(Items from a data source)
____________________
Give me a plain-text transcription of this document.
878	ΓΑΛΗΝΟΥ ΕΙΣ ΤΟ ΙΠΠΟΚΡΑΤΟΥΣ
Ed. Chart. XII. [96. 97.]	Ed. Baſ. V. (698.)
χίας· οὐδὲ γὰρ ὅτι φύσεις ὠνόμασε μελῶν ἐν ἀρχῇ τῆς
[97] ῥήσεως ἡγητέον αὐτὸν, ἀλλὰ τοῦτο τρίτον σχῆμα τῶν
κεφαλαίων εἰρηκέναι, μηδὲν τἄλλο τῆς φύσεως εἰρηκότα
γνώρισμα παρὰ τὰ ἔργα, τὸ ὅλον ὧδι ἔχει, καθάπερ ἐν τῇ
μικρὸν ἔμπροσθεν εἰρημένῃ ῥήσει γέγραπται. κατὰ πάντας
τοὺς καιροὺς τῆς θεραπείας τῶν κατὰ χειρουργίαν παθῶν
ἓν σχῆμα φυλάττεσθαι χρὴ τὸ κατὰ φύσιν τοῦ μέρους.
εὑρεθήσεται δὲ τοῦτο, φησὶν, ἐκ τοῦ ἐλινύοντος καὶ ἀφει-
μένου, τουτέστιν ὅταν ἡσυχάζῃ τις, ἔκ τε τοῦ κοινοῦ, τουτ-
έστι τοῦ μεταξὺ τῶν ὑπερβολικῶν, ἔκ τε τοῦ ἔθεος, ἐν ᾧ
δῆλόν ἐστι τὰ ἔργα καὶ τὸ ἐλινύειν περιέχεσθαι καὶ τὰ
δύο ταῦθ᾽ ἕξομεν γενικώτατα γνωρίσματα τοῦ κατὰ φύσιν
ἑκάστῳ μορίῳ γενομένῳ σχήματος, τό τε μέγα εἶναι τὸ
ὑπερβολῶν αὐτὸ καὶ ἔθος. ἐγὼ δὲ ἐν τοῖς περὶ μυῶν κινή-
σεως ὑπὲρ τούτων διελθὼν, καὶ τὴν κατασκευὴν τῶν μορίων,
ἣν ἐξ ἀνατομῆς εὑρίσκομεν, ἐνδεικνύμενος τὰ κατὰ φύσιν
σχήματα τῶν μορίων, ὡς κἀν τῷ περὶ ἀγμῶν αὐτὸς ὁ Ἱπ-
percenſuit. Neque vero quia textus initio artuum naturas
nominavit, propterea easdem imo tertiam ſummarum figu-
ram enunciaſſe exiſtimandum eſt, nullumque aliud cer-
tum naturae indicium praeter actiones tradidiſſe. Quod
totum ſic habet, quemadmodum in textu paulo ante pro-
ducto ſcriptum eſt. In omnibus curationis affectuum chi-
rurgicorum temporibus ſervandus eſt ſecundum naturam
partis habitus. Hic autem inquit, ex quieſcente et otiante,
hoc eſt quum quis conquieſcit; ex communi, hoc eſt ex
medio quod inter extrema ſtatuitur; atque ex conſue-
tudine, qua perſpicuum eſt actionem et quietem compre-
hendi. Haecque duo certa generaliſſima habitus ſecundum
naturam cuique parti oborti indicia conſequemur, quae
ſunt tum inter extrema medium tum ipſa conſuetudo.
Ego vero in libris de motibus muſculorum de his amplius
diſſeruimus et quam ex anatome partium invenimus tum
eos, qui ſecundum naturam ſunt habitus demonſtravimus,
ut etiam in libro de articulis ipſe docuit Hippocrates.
____________________
EXERCISE TASK — Quote the whole listing above, leaving nothing out.

EXERCISE ANSWER —
Give me a plain-text transcription of this document.
878	ΓΑΛΗΝΟΥ ΕΙΣ ΤΟ ΙΠΠΟΚΡΑΤΟΥΣ
Ed. Chart. XII. [96. 97.]	Ed. Baſ. V. (698.)
χίας· οὐδὲ γὰρ ὅτι φύσεις ὠνόμασε μελῶν ἐν ἀρχῇ τῆς
[97] ῥήσεως ἡγητέον αὐτὸν, ἀλλὰ τοῦτο τρίτον σχῆμα τῶν
κεφαλαίων εἰρηκέναι, μηδὲν τἄλλο τῆς φύσεως εἰρηκότα
γνώρισμα παρὰ τὰ ἔργα, τὸ ὅλον ὧδι ἔχει, καθάπερ ἐν τῇ
μικρὸν ἔμπροσθεν εἰρημένῃ ῥήσει γέγραπται. κατὰ πάντας
τοὺς καιροὺς τῆς θεραπείας τῶν κατὰ χειρουργίαν παθῶν
ἓν σχῆμα φυλάττεσθαι χρὴ τὸ κατὰ φύσιν τοῦ μέρους.
εὑρεθήσεται δὲ τοῦτο, φησὶν, ἐκ τοῦ ἐλινύοντος καὶ ἀφει-
μένου, τουτέστιν ὅταν ἡσυχάζῃ τις, ἔκ τε τοῦ κοινοῦ, τουτ-
έστι τοῦ μεταξὺ τῶν ὑπερβολικῶν, ἔκ τε τοῦ ἔθεος, ἐν ᾧ
δῆλόν ἐστι τὰ ἔργα καὶ τὸ ἐλινύειν περιέχεσθαι καὶ τὰ
δύο ταῦθ᾽ ἕξομεν γενικώτατα γνωρίσματα τοῦ κατὰ φύσιν
ἑκάστῳ μορίῳ γενομένῳ σχήματος, τό τε μέγα εἶναι τὸ
ὑπερβολῶν αὐτὸ καὶ ἔθος. ἐγὼ δὲ ἐν τοῖς περὶ μυῶν κινή-
σεως ὑπὲρ τούτων διελθὼν, καὶ τὴν κατασκευὴν τῶν μορίων,
ἣν ἐξ ἀνατομῆς εὑρίσκομεν, ἐνδεικνύμενος τὰ κατὰ φύσιν
σχήματα τῶν μορίων, ὡς κἀν τῷ περὶ ἀγμῶν αὐτὸς ὁ Ἱπ-
percenſuit. Neque vero quia textus initio artuum naturas
nominavit, propterea easdem imo tertiam ſummarum figu-
ram enunciaſſe exiſtimandum eſt, nullumque aliud cer-
tum naturae indicium praeter actiones tradidiſſe. Quod
totum ſic habet, quemadmodum in textu paulo ante pro-
ducto ſcriptum eſt. In omnibus curationis affectuum chi-
rurgicorum temporibus ſervandus eſt ſecundum naturam
partis habitus. Hic autem inquit, ex quieſcente et otiante,
hoc eſt quum quis conquieſcit; ex communi, hoc eſt ex
medio quod inter extrema ſtatuitur; atque ex conſue-
tudine, qua perſpicuum eſt actionem et quietem compre-
hendi. Haecque duo certa generaliſſima habitus ſecundum
naturam cuique parti oborti indicia conſequemur, quae
ſunt tum inter extrema medium tum ipſa conſuetudo.
Ego vero in libris de motibus muſculorum de his amplius
diſſeruimus et quam ex anatome partium invenimus tum
eos, qui ſecundum naturam ſunt habitus demonſtravimus,
ut etiam in libro de articulis ipſe docuit Hippocrates.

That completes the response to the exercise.